### Persyaratan Tugas
Jawablah pertanyaan tentang teks mengenai bantuan kepada sesama dalam Islam, masing-masing pada barisnya sendiri dengan tanda yang sama.
(a) Kewajiban finansial apa saja yang disebut sebagai kewajiban yang wajib ditunaikan?
(b) Menurut Imam Jakfar Shadiq, tiga hal apa yang menyempurnakan kebaikan?
(c) Jika seorang saudara meminta bantuan, apa yang mungkin tampak di wajahnya?

### Teks yang Diberikan
┏━━

Atas dasar ini, Islam (Agama fitrah sempurna) menganggap mengatasi masalah dan bantu orang lain itu kegiatan mulia dan terpuji. Islam menetapkan balasan pahala di dunia-akhirat untuk tiap pengabdian yang tulus. Dalam Islam, tanggung jawab individu membantu orang lain disesuaikan kemampuan masing2 dan kegiatan ini dipuji sebagai sebuah prinsip moral dan kemanusiaan.
Dalam Islam, di samping kewajiban2 finansial wajib ditunaikan seperti zakat dan khumus. Islam minta masyarakat meninggalkan pola hidup konsumerisme dan berlebihan. Gantinya, mereka diminta mengeluarkan beberapa persen dari hartanya untuk bantu fakir-miskin.
Imam Jakfar Shadiq as berkata “Kebaikan tak akan sempurna kecuali 3 hal; Menyegerakan pelaksanaan, menganggap kecil kebajikan itu, dan menyembunyikan pelaksanaannya. Jika kau segera melaksanakan, akan mendatangkan kegembiraan”
Lanjutnya : “Jika engkau menganggap kecil kebaikanmu, pekerjaan itu terlihat besar di sisi Allah. Dan jika kau tunaikan sembunyi2, kau menyempurnakan kebaikanmu. Ketika saudaramu minta bantuan, maka segeralah penuhi kebutuhannya sebelum ia tidak lagi perlu bantuanmu.”
Islam selain mengajak Muslim segera bantu sesama, menekankan kegiatan mulia ini tak ditunda. Ini demi menjaga harga diri dan kehormatan saudara seiman, jadi berilah sebelum ia minta. Imam Shadiq as berkata, “Allah memberi pahala atas kebaikan dan pengabdian ke orang lain ketika ia memenuhi kebutuhan itu saat sebelum diminta”.
Selaain itu “Jika ia minta, mungkin rasa malu tampak di wajahnya dan membuatnya memerah. Jika kau ragu apakah memenuhi kebutuhan saudaramu atau tidak, sumpah atas nama Allah dan sekali lagi sumpah atas nama Tuhan, jika engkau memberi seluruh harta yang engkau miliki, itu tidak akan cukup.”
Ucapan itu memperjelas, Islam sama sekali tidak mentolerir aksi2 yang mencoreng harga diri orang lain walau dalam menyalurkan bantuan. Kita harus menghormati kepribadian mereka karena kedudukan manusia mulia dan bernilai.

┗━━

### Data yang Diberikan
┏━━

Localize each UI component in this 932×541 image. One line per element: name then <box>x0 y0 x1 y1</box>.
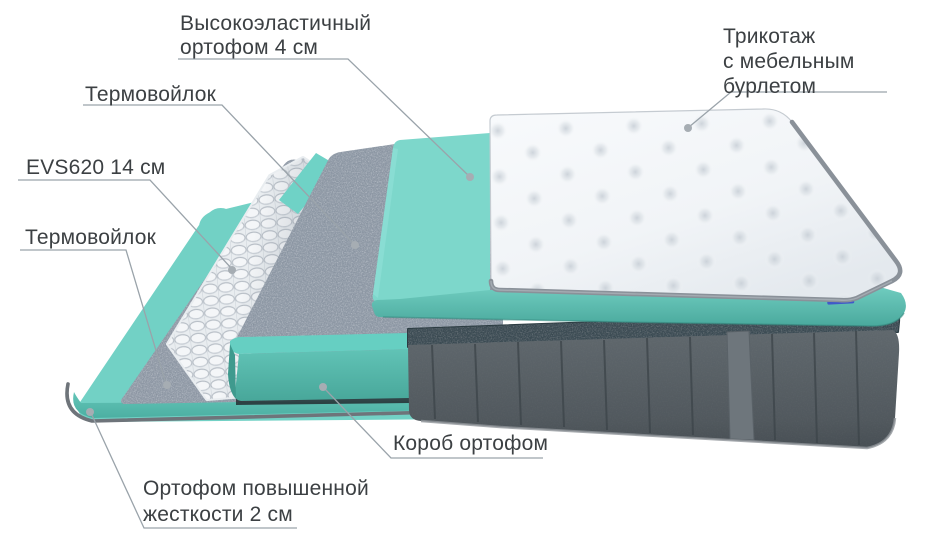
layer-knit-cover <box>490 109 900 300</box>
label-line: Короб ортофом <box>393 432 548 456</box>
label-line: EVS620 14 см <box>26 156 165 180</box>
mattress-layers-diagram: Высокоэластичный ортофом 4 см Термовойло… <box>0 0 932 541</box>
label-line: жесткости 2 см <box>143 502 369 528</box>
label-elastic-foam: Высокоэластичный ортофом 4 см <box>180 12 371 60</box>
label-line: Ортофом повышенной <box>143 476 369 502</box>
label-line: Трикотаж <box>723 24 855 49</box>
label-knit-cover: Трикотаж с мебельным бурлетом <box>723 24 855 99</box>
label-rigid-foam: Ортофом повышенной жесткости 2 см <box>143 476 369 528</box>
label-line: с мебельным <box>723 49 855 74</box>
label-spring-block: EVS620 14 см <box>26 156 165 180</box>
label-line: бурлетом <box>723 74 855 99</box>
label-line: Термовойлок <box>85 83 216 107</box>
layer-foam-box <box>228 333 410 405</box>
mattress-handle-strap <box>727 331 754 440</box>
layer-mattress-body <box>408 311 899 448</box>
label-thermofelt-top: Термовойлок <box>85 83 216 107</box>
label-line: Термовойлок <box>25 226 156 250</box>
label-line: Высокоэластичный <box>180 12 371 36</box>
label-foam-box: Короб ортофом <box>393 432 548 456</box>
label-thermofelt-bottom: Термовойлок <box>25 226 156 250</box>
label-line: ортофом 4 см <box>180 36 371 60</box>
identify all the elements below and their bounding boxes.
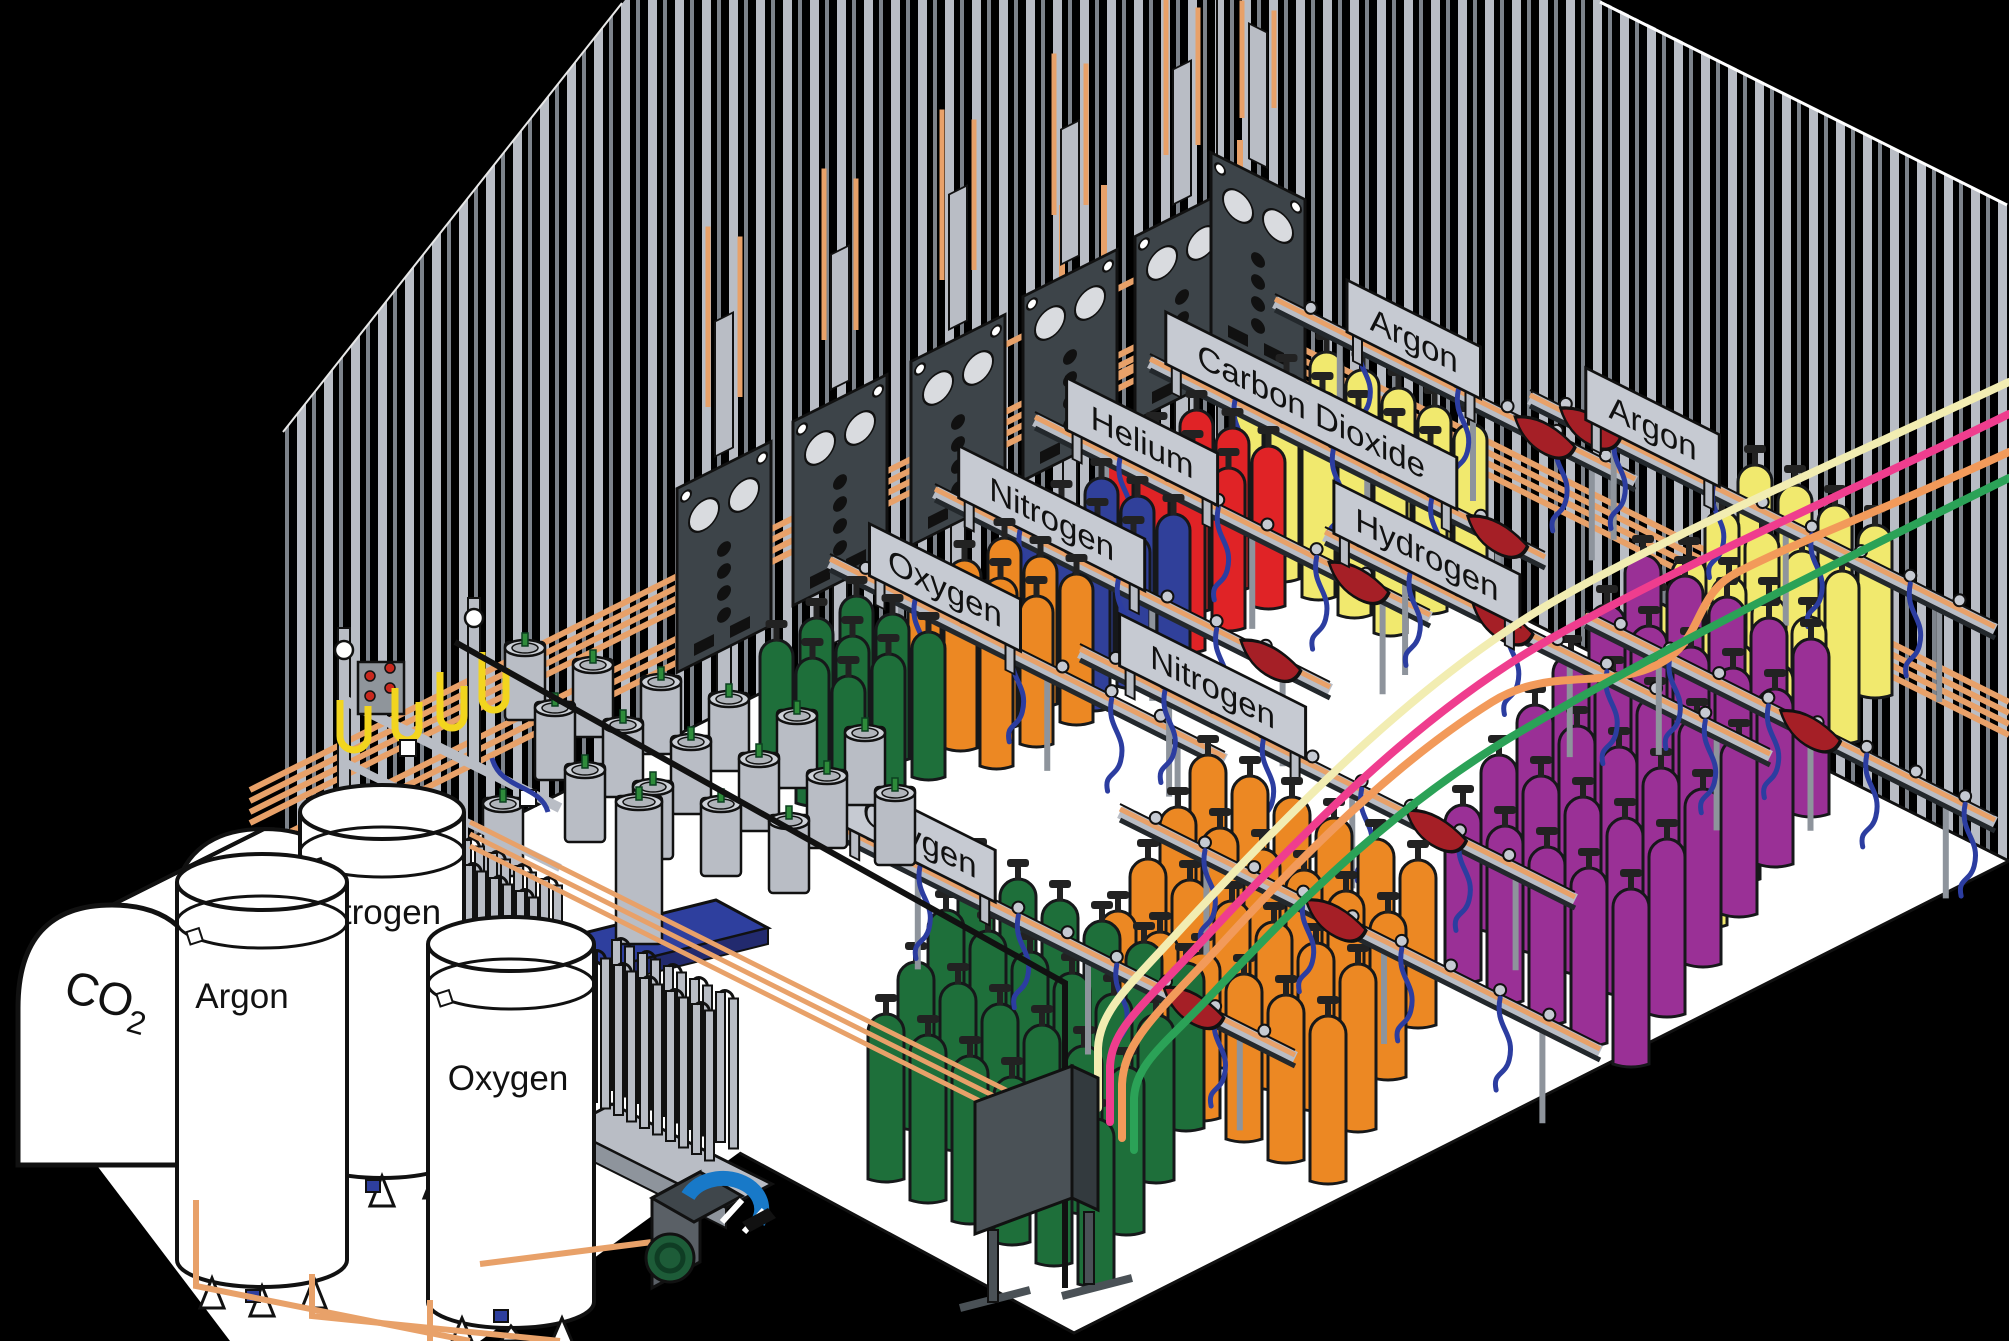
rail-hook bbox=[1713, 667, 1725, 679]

┗━━

### Jawaban
(a) Zakat dan khumus.
(b) Menyegerakan pelaksanaan, menganggap kecil kebajikan itu, dan menyembunyikan pelaksanaannya.
(c) Rasa malu mungkin tampak di wajahnya dan membuat wajahnya memerah.